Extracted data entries

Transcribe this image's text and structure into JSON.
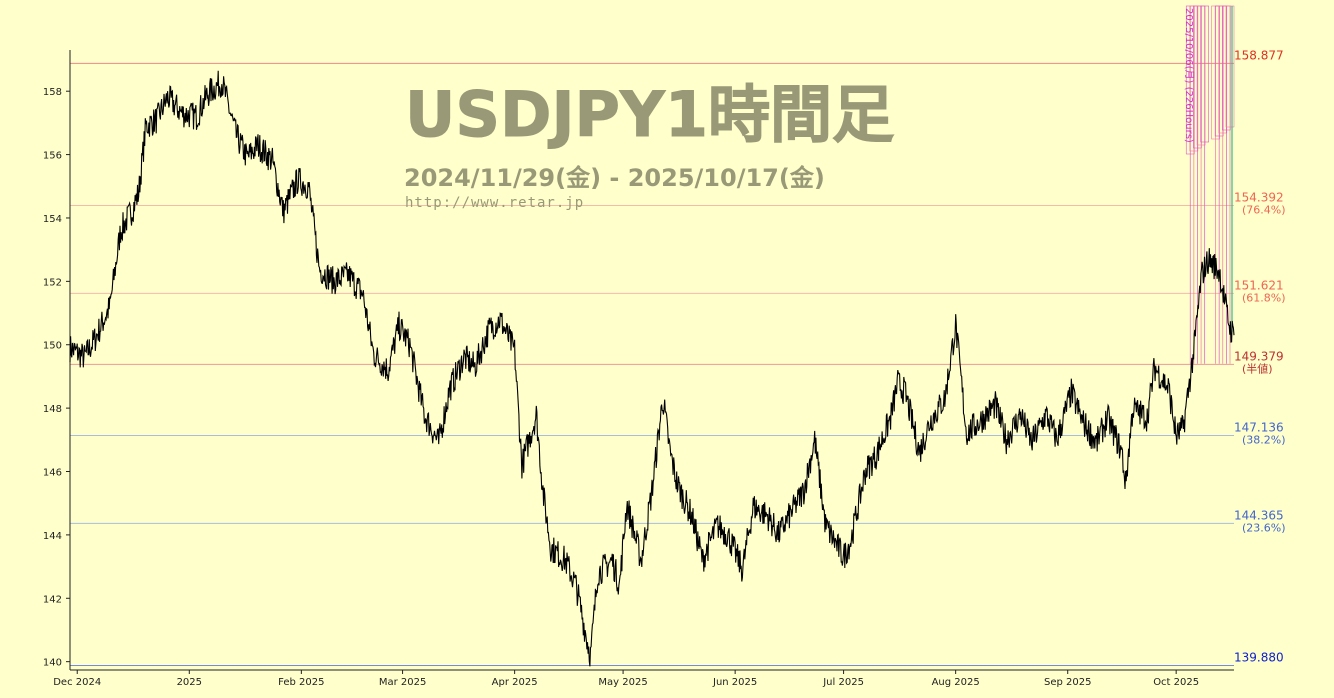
{
  "chart_data": {
    "type": "line",
    "title": "USDJPY1時間足",
    "subtitle": "2024/11/29(金) - 2025/10/17(金)",
    "url_text": "http://www.retar.jp",
    "ylim": [
      139.8,
      159.3
    ],
    "yticks": [
      140,
      142,
      144,
      146,
      148,
      150,
      152,
      154,
      156,
      158
    ],
    "xticks": [
      "Dec 2024",
      "2025",
      "Feb 2025",
      "Mar 2025",
      "Apr 2025",
      "May 2025",
      "Jun 2025",
      "Jul 2025",
      "Aug 2025",
      "Sep 2025",
      "Oct 2025"
    ],
    "xtick_dates": [
      "2024-12-01",
      "2025-01-01",
      "2025-02-01",
      "2025-03-01",
      "2025-04-01",
      "2025-05-01",
      "2025-06-01",
      "2025-07-01",
      "2025-08-01",
      "2025-09-01",
      "2025-10-01"
    ],
    "x_range": [
      "2024-11-29",
      "2025-10-17"
    ],
    "series": [
      {
        "color": "#000000",
        "points": [
          [
            "2024-11-29",
            149.9
          ],
          [
            "2024-12-03",
            149.6
          ],
          [
            "2024-12-06",
            150.2
          ],
          [
            "2024-12-10",
            151.2
          ],
          [
            "2024-12-13",
            153.6
          ],
          [
            "2024-12-16",
            154.2
          ],
          [
            "2024-12-18",
            154.8
          ],
          [
            "2024-12-20",
            156.9
          ],
          [
            "2024-12-23",
            157.1
          ],
          [
            "2024-12-26",
            157.8
          ],
          [
            "2024-12-30",
            157.3
          ],
          [
            "2025-01-03",
            157.2
          ],
          [
            "2025-01-06",
            157.9
          ],
          [
            "2025-01-10",
            158.3
          ],
          [
            "2025-01-14",
            156.6
          ],
          [
            "2025-01-17",
            155.9
          ],
          [
            "2025-01-20",
            156.3
          ],
          [
            "2025-01-24",
            155.8
          ],
          [
            "2025-01-27",
            154.2
          ],
          [
            "2025-01-31",
            155.2
          ],
          [
            "2025-02-03",
            155.0
          ],
          [
            "2025-02-06",
            152.4
          ],
          [
            "2025-02-10",
            152.0
          ],
          [
            "2025-02-14",
            152.2
          ],
          [
            "2025-02-18",
            151.6
          ],
          [
            "2025-02-21",
            149.7
          ],
          [
            "2025-02-25",
            149.2
          ],
          [
            "2025-02-28",
            150.6
          ],
          [
            "2025-03-03",
            150.0
          ],
          [
            "2025-03-07",
            147.8
          ],
          [
            "2025-03-11",
            146.9
          ],
          [
            "2025-03-14",
            148.6
          ],
          [
            "2025-03-18",
            149.6
          ],
          [
            "2025-03-21",
            149.3
          ],
          [
            "2025-03-25",
            150.5
          ],
          [
            "2025-03-28",
            150.8
          ],
          [
            "2025-04-01",
            149.8
          ],
          [
            "2025-04-03",
            146.2
          ],
          [
            "2025-04-07",
            147.8
          ],
          [
            "2025-04-09",
            145.2
          ],
          [
            "2025-04-11",
            143.6
          ],
          [
            "2025-04-15",
            143.2
          ],
          [
            "2025-04-18",
            142.4
          ],
          [
            "2025-04-21",
            140.7
          ],
          [
            "2025-04-22",
            140.2
          ],
          [
            "2025-04-24",
            142.8
          ],
          [
            "2025-04-28",
            143.2
          ],
          [
            "2025-04-30",
            142.4
          ],
          [
            "2025-05-02",
            145.0
          ],
          [
            "2025-05-06",
            143.2
          ],
          [
            "2025-05-09",
            145.4
          ],
          [
            "2025-05-12",
            148.3
          ],
          [
            "2025-05-14",
            146.6
          ],
          [
            "2025-05-16",
            145.6
          ],
          [
            "2025-05-20",
            144.6
          ],
          [
            "2025-05-23",
            143.2
          ],
          [
            "2025-05-27",
            144.3
          ],
          [
            "2025-05-30",
            144.0
          ],
          [
            "2025-06-03",
            142.9
          ],
          [
            "2025-06-06",
            144.9
          ],
          [
            "2025-06-10",
            144.6
          ],
          [
            "2025-06-13",
            144.0
          ],
          [
            "2025-06-17",
            144.8
          ],
          [
            "2025-06-20",
            145.4
          ],
          [
            "2025-06-23",
            147.0
          ],
          [
            "2025-06-26",
            144.3
          ],
          [
            "2025-07-01",
            143.3
          ],
          [
            "2025-07-03",
            143.8
          ],
          [
            "2025-07-07",
            146.0
          ],
          [
            "2025-07-10",
            146.5
          ],
          [
            "2025-07-14",
            147.7
          ],
          [
            "2025-07-16",
            148.8
          ],
          [
            "2025-07-18",
            148.5
          ],
          [
            "2025-07-22",
            146.6
          ],
          [
            "2025-07-25",
            147.6
          ],
          [
            "2025-07-29",
            148.3
          ],
          [
            "2025-08-01",
            150.6
          ],
          [
            "2025-08-04",
            147.2
          ],
          [
            "2025-08-07",
            147.5
          ],
          [
            "2025-08-12",
            148.1
          ],
          [
            "2025-08-15",
            147.0
          ],
          [
            "2025-08-19",
            147.8
          ],
          [
            "2025-08-22",
            146.9
          ],
          [
            "2025-08-26",
            147.8
          ],
          [
            "2025-08-29",
            147.0
          ],
          [
            "2025-09-02",
            148.5
          ],
          [
            "2025-09-05",
            147.6
          ],
          [
            "2025-09-09",
            146.9
          ],
          [
            "2025-09-12",
            147.7
          ],
          [
            "2025-09-16",
            146.6
          ],
          [
            "2025-09-17",
            145.6
          ],
          [
            "2025-09-19",
            148.0
          ],
          [
            "2025-09-23",
            147.7
          ],
          [
            "2025-09-25",
            149.3
          ],
          [
            "2025-09-29",
            148.6
          ],
          [
            "2025-10-01",
            147.1
          ],
          [
            "2025-10-03",
            147.4
          ],
          [
            "2025-10-06",
            149.9
          ],
          [
            "2025-10-08",
            152.2
          ],
          [
            "2025-10-10",
            152.7
          ],
          [
            "2025-10-13",
            152.3
          ],
          [
            "2025-10-15",
            151.0
          ],
          [
            "2025-10-16",
            150.5
          ],
          [
            "2025-10-17",
            150.3
          ]
        ]
      }
    ],
    "levels": [
      {
        "value": 158.877,
        "label": "158.877",
        "pct": "",
        "color": "#dd3322",
        "line": "#ee8888"
      },
      {
        "value": 154.392,
        "label": "154.392",
        "pct": "(76.4%)",
        "color": "#ee6655",
        "line": "#f4bbaa"
      },
      {
        "value": 151.621,
        "label": "151.621",
        "pct": "(61.8%)",
        "color": "#ee6655",
        "line": "#f4bbaa"
      },
      {
        "value": 149.379,
        "label": "149.379",
        "pct": "(半値)",
        "color": "#bb3333",
        "line": "#ee9999"
      },
      {
        "value": 147.136,
        "label": "147.136",
        "pct": "(38.2%)",
        "color": "#4466cc",
        "line": "#aabbdd"
      },
      {
        "value": 144.365,
        "label": "144.365",
        "pct": "(23.6%)",
        "color": "#4466cc",
        "line": "#aabbdd"
      },
      {
        "value": 139.88,
        "label": "139.880",
        "pct": "",
        "color": "#1122cc",
        "line": "#7788dd"
      }
    ],
    "vertical_annotation": "2025/10/06(月) (226Hours)",
    "grid": false
  }
}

Directive => Quote the data exactly, leaving every image out of the copy.

Reply to the exercise =>
Transcribe this image's text and structure into JSON.
{
  "chart_data": {
    "type": "line",
    "title": "USDJPY1時間足",
    "subtitle": "2024/11/29(金) - 2025/10/17(金)",
    "url_text": "http://www.retar.jp",
    "ylim": [
      139.8,
      159.3
    ],
    "yticks": [
      140,
      142,
      144,
      146,
      148,
      150,
      152,
      154,
      156,
      158
    ],
    "xticks": [
      "Dec 2024",
      "2025",
      "Feb 2025",
      "Mar 2025",
      "Apr 2025",
      "May 2025",
      "Jun 2025",
      "Jul 2025",
      "Aug 2025",
      "Sep 2025",
      "Oct 2025"
    ],
    "xtick_dates": [
      "2024-12-01",
      "2025-01-01",
      "2025-02-01",
      "2025-03-01",
      "2025-04-01",
      "2025-05-01",
      "2025-06-01",
      "2025-07-01",
      "2025-08-01",
      "2025-09-01",
      "2025-10-01"
    ],
    "x_range": [
      "2024-11-29",
      "2025-10-17"
    ],
    "series": [
      {
        "color": "#000000",
        "points": [
          [
            "2024-11-29",
            149.9
          ],
          [
            "2024-12-03",
            149.6
          ],
          [
            "2024-12-06",
            150.2
          ],
          [
            "2024-12-10",
            151.2
          ],
          [
            "2024-12-13",
            153.6
          ],
          [
            "2024-12-16",
            154.2
          ],
          [
            "2024-12-18",
            154.8
          ],
          [
            "2024-12-20",
            156.9
          ],
          [
            "2024-12-23",
            157.1
          ],
          [
            "2024-12-26",
            157.8
          ],
          [
            "2024-12-30",
            157.3
          ],
          [
            "2025-01-03",
            157.2
          ],
          [
            "2025-01-06",
            157.9
          ],
          [
            "2025-01-10",
            158.3
          ],
          [
            "2025-01-14",
            156.6
          ],
          [
            "2025-01-17",
            155.9
          ],
          [
            "2025-01-20",
            156.3
          ],
          [
            "2025-01-24",
            155.8
          ],
          [
            "2025-01-27",
            154.2
          ],
          [
            "2025-01-31",
            155.2
          ],
          [
            "2025-02-03",
            155.0
          ],
          [
            "2025-02-06",
            152.4
          ],
          [
            "2025-02-10",
            152.0
          ],
          [
            "2025-02-14",
            152.2
          ],
          [
            "2025-02-18",
            151.6
          ],
          [
            "2025-02-21",
            149.7
          ],
          [
            "2025-02-25",
            149.2
          ],
          [
            "2025-02-28",
            150.6
          ],
          [
            "2025-03-03",
            150.0
          ],
          [
            "2025-03-07",
            147.8
          ],
          [
            "2025-03-11",
            146.9
          ],
          [
            "2025-03-14",
            148.6
          ],
          [
            "2025-03-18",
            149.6
          ],
          [
            "2025-03-21",
            149.3
          ],
          [
            "2025-03-25",
            150.5
          ],
          [
            "2025-03-28",
            150.8
          ],
          [
            "2025-04-01",
            149.8
          ],
          [
            "2025-04-03",
            146.2
          ],
          [
            "2025-04-07",
            147.8
          ],
          [
            "2025-04-09",
            145.2
          ],
          [
            "2025-04-11",
            143.6
          ],
          [
            "2025-04-15",
            143.2
          ],
          [
            "2025-04-18",
            142.4
          ],
          [
            "2025-04-21",
            140.7
          ],
          [
            "2025-04-22",
            140.2
          ],
          [
            "2025-04-24",
            142.8
          ],
          [
            "2025-04-28",
            143.2
          ],
          [
            "2025-04-30",
            142.4
          ],
          [
            "2025-05-02",
            145.0
          ],
          [
            "2025-05-06",
            143.2
          ],
          [
            "2025-05-09",
            145.4
          ],
          [
            "2025-05-12",
            148.3
          ],
          [
            "2025-05-14",
            146.6
          ],
          [
            "2025-05-16",
            145.6
          ],
          [
            "2025-05-20",
            144.6
          ],
          [
            "2025-05-23",
            143.2
          ],
          [
            "2025-05-27",
            144.3
          ],
          [
            "2025-05-30",
            144.0
          ],
          [
            "2025-06-03",
            142.9
          ],
          [
            "2025-06-06",
            144.9
          ],
          [
            "2025-06-10",
            144.6
          ],
          [
            "2025-06-13",
            144.0
          ],
          [
            "2025-06-17",
            144.8
          ],
          [
            "2025-06-20",
            145.4
          ],
          [
            "2025-06-23",
            147.0
          ],
          [
            "2025-06-26",
            144.3
          ],
          [
            "2025-07-01",
            143.3
          ],
          [
            "2025-07-03",
            143.8
          ],
          [
            "2025-07-07",
            146.0
          ],
          [
            "2025-07-10",
            146.5
          ],
          [
            "2025-07-14",
            147.7
          ],
          [
            "2025-07-16",
            148.8
          ],
          [
            "2025-07-18",
            148.5
          ],
          [
            "2025-07-22",
            146.6
          ],
          [
            "2025-07-25",
            147.6
          ],
          [
            "2025-07-29",
            148.3
          ],
          [
            "2025-08-01",
            150.6
          ],
          [
            "2025-08-04",
            147.2
          ],
          [
            "2025-08-07",
            147.5
          ],
          [
            "2025-08-12",
            148.1
          ],
          [
            "2025-08-15",
            147.0
          ],
          [
            "2025-08-19",
            147.8
          ],
          [
            "2025-08-22",
            146.9
          ],
          [
            "2025-08-26",
            147.8
          ],
          [
            "2025-08-29",
            147.0
          ],
          [
            "2025-09-02",
            148.5
          ],
          [
            "2025-09-05",
            147.6
          ],
          [
            "2025-09-09",
            146.9
          ],
          [
            "2025-09-12",
            147.7
          ],
          [
            "2025-09-16",
            146.6
          ],
          [
            "2025-09-17",
            145.6
          ],
          [
            "2025-09-19",
            148.0
          ],
          [
            "2025-09-23",
            147.7
          ],
          [
            "2025-09-25",
            149.3
          ],
          [
            "2025-09-29",
            148.6
          ],
          [
            "2025-10-01",
            147.1
          ],
          [
            "2025-10-03",
            147.4
          ],
          [
            "2025-10-06",
            149.9
          ],
          [
            "2025-10-08",
            152.2
          ],
          [
            "2025-10-10",
            152.7
          ],
          [
            "2025-10-13",
            152.3
          ],
          [
            "2025-10-15",
            151.0
          ],
          [
            "2025-10-16",
            150.5
          ],
          [
            "2025-10-17",
            150.3
          ]
        ]
      }
    ],
    "levels": [
      {
        "value": 158.877,
        "label": "158.877",
        "pct": "",
        "color": "#dd3322",
        "line": "#ee8888"
      },
      {
        "value": 154.392,
        "label": "154.392",
        "pct": "(76.4%)",
        "color": "#ee6655",
        "line": "#f4bbaa"
      },
      {
        "value": 151.621,
        "label": "151.621",
        "pct": "(61.8%)",
        "color": "#ee6655",
        "line": "#f4bbaa"
      },
      {
        "value": 149.379,
        "label": "149.379",
        "pct": "(半値)",
        "color": "#bb3333",
        "line": "#ee9999"
      },
      {
        "value": 147.136,
        "label": "147.136",
        "pct": "(38.2%)",
        "color": "#4466cc",
        "line": "#aabbdd"
      },
      {
        "value": 144.365,
        "label": "144.365",
        "pct": "(23.6%)",
        "color": "#4466cc",
        "line": "#aabbdd"
      },
      {
        "value": 139.88,
        "label": "139.880",
        "pct": "",
        "color": "#1122cc",
        "line": "#7788dd"
      }
    ],
    "vertical_annotation": "2025/10/06(月) (226Hours)",
    "grid": false
  }
}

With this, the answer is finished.